■ **Short problem**
Lift out each line of the data that holds "blog".

-------- Records for processing --------

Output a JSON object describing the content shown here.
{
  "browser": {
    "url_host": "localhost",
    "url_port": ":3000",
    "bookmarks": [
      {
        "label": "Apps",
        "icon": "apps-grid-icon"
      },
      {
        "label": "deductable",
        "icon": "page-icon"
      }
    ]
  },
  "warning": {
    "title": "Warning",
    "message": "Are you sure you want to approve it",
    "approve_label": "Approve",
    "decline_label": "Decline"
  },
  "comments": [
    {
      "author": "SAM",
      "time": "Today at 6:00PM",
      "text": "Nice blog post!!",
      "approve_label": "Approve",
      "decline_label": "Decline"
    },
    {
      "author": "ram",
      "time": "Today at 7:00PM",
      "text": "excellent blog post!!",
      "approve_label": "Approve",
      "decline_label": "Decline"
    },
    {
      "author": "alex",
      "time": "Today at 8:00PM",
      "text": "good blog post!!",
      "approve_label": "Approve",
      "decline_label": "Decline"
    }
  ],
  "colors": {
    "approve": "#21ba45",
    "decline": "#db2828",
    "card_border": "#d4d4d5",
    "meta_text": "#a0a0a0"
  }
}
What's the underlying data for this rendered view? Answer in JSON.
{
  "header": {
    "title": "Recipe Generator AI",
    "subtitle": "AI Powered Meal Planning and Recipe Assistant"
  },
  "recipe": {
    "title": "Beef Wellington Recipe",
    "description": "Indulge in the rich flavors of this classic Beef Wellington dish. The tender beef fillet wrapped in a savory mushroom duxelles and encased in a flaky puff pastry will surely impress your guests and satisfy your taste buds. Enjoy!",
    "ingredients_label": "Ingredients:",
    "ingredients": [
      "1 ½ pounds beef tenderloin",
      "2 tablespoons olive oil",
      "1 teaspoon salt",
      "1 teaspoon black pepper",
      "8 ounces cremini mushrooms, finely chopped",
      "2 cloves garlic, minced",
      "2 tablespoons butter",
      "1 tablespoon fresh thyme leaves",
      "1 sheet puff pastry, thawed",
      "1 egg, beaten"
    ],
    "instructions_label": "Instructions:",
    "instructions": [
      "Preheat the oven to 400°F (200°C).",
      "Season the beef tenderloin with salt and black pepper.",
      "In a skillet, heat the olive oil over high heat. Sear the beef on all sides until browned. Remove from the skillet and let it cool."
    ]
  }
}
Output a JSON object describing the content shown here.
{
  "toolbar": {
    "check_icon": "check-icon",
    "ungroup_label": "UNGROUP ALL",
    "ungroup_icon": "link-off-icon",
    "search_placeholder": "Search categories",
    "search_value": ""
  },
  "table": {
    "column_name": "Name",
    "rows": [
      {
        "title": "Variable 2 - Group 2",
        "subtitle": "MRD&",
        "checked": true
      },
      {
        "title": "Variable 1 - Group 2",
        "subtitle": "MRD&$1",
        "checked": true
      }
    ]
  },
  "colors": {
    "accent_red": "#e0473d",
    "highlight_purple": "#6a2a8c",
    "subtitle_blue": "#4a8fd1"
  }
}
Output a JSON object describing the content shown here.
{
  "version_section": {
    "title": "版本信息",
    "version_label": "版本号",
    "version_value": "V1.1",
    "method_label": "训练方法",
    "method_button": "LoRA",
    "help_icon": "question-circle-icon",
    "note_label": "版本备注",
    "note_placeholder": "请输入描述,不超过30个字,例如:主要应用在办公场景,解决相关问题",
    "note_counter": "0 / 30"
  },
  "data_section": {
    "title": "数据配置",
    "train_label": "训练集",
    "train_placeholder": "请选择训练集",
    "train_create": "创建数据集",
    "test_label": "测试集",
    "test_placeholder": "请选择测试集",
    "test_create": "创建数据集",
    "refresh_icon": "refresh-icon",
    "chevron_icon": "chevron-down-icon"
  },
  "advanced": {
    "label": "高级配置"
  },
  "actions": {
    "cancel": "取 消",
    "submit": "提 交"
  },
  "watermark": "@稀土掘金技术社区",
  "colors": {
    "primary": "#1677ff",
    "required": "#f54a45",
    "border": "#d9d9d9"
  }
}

--------

■ **Solution to the exercise**
      "text": "Nice blog post!!",
      "text": "excellent blog post!!",
      "text": "good blog post!!",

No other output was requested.